» Exercise description
Copy out each line of the data that holds the word "this".

Records contained in a dataset
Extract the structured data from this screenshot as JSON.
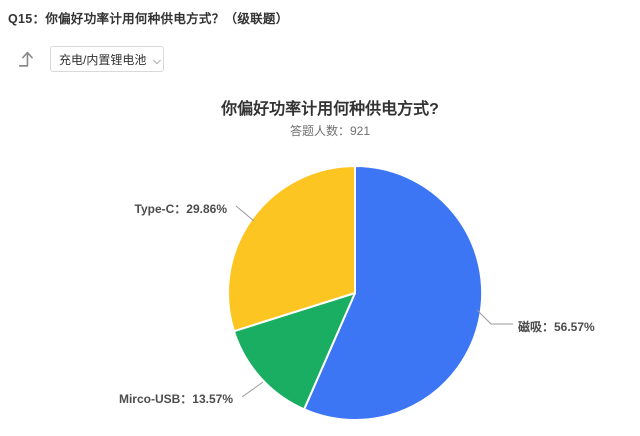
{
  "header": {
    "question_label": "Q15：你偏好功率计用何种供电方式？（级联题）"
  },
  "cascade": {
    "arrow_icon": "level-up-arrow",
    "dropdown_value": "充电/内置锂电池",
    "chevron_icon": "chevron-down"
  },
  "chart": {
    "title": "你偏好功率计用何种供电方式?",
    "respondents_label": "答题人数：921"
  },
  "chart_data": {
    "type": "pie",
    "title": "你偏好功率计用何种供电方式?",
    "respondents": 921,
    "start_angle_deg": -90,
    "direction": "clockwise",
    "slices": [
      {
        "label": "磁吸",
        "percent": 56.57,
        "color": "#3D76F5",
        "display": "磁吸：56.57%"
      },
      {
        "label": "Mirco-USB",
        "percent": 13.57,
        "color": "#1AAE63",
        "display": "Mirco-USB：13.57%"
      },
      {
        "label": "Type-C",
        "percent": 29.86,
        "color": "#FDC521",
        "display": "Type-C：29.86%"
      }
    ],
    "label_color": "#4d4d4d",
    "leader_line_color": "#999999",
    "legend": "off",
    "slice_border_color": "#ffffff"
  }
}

---

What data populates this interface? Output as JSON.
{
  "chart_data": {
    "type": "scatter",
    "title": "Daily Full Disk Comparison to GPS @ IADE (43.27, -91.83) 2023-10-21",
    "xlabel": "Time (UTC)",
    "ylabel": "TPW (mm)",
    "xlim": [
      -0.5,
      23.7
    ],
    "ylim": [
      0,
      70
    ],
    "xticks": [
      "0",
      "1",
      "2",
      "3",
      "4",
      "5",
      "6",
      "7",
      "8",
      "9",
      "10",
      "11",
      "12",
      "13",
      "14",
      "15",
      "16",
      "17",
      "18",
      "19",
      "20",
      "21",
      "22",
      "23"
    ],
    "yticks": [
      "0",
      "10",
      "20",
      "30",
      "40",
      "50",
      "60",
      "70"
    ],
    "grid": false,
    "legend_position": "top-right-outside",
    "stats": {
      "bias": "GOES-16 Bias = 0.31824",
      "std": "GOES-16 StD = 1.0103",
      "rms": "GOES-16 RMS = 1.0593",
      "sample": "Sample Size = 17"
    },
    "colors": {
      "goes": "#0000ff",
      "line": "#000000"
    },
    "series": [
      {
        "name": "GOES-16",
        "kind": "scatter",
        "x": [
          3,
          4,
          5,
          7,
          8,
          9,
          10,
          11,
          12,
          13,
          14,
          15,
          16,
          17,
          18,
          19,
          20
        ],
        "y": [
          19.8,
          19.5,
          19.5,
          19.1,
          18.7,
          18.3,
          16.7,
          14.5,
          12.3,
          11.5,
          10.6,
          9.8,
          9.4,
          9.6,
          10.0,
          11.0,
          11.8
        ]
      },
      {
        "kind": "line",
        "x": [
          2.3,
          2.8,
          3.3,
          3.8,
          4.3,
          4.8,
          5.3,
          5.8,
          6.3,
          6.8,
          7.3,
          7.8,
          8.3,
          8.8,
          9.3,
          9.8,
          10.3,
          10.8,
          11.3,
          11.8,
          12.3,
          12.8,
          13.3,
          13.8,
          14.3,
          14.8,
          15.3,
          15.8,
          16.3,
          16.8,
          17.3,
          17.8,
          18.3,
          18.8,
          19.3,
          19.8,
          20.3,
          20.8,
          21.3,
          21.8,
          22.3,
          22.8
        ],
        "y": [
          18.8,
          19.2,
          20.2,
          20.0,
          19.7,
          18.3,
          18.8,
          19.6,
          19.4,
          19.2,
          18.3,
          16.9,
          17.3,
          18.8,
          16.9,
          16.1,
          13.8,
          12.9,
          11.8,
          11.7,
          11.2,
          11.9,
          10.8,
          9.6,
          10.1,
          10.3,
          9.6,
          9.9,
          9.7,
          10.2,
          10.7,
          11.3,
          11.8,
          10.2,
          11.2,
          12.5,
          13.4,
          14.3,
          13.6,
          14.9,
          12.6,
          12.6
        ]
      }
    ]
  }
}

» Response
Extract the structured data from this screenshot as JSON.
What data populates this interface? Output as JSON.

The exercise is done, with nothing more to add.